Stored items
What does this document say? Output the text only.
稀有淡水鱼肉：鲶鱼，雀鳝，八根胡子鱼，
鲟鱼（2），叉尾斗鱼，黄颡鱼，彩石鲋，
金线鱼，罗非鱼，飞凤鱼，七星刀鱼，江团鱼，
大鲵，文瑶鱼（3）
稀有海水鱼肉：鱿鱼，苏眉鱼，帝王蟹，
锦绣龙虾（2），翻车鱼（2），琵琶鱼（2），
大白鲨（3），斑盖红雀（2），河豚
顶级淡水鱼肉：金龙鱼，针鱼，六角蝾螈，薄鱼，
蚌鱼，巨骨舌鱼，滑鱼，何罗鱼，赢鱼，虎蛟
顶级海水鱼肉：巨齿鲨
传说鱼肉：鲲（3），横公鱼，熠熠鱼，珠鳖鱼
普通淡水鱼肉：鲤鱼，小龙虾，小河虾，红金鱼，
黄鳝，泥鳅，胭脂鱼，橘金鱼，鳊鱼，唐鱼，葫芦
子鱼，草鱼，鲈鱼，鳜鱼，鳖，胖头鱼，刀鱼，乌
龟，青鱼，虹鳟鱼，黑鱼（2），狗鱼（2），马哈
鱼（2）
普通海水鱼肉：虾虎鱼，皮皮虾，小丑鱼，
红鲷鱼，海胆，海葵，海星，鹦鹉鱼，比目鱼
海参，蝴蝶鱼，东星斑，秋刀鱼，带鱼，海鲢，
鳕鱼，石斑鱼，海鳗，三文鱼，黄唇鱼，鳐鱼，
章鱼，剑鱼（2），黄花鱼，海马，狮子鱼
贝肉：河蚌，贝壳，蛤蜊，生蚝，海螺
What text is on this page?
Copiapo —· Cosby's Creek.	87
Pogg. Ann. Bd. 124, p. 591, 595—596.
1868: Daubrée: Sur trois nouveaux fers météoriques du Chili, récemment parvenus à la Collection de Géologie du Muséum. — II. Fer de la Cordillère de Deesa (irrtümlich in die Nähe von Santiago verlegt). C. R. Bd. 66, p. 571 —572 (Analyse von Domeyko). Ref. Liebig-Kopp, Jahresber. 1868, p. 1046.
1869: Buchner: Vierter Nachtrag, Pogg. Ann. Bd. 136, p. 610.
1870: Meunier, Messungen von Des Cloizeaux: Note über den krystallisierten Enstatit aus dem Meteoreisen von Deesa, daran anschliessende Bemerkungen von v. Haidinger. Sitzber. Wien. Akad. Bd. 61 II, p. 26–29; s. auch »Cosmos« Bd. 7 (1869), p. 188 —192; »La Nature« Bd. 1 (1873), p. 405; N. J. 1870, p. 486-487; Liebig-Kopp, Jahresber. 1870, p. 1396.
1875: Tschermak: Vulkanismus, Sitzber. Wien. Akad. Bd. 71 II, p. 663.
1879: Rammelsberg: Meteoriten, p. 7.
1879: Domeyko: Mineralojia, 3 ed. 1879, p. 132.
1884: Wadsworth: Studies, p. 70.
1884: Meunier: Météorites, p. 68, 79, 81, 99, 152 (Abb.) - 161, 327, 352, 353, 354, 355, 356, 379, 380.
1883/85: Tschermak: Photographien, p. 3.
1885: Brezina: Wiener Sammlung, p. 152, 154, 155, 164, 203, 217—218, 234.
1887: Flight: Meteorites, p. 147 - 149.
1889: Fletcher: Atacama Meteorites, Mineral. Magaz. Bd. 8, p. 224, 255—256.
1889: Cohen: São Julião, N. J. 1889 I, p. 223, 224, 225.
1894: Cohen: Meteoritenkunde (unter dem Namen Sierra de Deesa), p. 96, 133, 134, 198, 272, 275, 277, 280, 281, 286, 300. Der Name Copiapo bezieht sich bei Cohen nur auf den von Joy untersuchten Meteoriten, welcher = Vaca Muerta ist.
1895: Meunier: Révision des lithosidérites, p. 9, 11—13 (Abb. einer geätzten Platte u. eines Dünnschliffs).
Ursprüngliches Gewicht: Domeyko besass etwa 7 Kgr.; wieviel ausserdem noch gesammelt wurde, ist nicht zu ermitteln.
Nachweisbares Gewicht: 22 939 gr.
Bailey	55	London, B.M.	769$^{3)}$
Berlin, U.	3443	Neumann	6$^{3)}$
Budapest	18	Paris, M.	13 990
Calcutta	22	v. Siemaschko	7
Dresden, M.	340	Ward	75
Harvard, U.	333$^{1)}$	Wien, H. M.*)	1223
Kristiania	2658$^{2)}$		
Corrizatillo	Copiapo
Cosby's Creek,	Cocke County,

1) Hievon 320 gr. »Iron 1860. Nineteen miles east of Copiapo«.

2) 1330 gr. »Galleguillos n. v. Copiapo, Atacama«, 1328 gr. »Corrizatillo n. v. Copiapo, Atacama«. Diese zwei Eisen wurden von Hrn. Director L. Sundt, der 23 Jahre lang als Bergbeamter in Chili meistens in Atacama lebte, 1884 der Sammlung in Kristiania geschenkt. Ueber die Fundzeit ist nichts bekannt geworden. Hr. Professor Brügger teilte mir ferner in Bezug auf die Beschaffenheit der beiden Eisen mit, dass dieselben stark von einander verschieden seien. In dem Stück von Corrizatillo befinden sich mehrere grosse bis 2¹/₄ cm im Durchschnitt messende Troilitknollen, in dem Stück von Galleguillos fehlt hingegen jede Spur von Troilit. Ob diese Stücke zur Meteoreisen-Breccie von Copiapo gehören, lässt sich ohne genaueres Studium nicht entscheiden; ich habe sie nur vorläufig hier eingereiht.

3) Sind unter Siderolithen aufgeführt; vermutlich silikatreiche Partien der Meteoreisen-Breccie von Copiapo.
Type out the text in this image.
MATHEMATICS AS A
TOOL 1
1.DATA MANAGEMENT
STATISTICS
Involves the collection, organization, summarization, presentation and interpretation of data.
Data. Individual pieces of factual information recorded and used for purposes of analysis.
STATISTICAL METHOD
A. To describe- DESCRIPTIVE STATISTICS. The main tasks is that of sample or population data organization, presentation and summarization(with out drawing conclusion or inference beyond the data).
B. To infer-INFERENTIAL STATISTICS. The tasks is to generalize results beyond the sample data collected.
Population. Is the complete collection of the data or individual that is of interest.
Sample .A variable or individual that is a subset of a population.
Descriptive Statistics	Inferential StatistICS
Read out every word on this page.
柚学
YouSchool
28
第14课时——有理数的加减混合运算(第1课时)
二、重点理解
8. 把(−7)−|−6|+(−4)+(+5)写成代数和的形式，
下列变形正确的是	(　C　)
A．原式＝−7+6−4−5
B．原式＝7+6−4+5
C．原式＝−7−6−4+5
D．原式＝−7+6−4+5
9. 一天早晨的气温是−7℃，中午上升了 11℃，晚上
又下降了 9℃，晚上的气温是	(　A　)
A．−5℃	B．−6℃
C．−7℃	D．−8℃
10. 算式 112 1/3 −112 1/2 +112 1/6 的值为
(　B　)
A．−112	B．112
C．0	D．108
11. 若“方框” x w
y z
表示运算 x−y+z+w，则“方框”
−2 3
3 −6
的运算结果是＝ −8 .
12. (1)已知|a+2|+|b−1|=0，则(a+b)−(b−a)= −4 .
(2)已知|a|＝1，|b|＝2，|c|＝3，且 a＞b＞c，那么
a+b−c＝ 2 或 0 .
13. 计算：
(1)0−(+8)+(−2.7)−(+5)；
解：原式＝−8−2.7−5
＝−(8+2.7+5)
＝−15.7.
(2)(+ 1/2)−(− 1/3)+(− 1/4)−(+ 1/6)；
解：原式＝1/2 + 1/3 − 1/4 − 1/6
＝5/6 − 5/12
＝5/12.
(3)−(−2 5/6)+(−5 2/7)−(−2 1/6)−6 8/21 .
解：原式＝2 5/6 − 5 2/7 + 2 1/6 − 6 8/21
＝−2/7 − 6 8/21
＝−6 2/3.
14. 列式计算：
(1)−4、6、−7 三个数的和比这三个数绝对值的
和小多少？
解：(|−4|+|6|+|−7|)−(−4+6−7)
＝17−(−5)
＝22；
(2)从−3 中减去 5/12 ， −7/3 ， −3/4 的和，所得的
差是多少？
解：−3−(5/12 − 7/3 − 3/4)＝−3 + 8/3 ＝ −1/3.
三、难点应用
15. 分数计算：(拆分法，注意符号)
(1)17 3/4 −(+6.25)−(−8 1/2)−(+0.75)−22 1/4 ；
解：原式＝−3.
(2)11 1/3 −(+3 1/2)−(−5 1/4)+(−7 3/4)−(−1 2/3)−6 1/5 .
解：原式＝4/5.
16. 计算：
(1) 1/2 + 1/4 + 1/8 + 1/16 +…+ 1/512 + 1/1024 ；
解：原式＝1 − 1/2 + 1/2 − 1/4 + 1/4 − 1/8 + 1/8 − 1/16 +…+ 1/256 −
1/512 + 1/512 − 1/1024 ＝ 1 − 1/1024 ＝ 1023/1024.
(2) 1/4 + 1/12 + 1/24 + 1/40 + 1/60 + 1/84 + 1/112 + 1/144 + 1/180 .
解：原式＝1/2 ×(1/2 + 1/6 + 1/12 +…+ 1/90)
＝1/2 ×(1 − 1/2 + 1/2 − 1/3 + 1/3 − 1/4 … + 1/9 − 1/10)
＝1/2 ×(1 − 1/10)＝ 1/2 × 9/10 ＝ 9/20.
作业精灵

[Problem description]
Pull out every line of the records above that contains the word "Tschermak".

[Output for this exercise]
1875: Tschermak: Vulkanismus, Sitzber. Wien. Akad. Bd. 71 II, p. 663.
1883/85: Tschermak: Photographien, p. 3.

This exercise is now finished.